== Data shown ==

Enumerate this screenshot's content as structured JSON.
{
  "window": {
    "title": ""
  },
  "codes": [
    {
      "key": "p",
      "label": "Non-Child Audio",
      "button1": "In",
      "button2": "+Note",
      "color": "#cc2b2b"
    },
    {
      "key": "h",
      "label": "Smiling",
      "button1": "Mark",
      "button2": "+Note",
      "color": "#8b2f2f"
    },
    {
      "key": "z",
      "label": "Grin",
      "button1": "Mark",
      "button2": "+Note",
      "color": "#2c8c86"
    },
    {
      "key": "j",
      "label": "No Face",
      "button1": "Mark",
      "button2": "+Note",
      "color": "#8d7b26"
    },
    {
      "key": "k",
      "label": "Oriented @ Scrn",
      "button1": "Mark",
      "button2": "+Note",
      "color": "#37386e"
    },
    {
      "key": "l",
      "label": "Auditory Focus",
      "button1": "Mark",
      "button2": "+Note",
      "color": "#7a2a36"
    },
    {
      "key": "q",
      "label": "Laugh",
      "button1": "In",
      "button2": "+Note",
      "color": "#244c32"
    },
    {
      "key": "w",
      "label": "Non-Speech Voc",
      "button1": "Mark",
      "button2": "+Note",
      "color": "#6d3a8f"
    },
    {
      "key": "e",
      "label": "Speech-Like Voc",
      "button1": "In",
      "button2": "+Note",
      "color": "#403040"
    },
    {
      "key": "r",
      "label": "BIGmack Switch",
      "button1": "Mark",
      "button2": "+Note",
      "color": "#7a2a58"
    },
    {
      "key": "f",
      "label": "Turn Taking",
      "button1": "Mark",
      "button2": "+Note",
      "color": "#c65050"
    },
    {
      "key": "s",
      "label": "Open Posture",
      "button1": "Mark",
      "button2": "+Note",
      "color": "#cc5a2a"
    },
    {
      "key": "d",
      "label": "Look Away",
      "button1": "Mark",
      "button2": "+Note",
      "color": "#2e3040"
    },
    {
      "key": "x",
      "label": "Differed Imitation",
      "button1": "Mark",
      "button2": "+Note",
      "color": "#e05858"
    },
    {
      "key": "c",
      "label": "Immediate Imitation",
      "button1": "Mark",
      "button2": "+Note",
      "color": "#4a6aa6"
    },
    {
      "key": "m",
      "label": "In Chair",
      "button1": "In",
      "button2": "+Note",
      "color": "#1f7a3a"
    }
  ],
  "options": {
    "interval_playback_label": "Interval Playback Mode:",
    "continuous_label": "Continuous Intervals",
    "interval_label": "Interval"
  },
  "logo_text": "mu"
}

===

Instructions for the task:
Collect each line containing the string "Speech".

Complete output:
      "label": "Non-Speech Voc",
      "label": "Speech-Like Voc",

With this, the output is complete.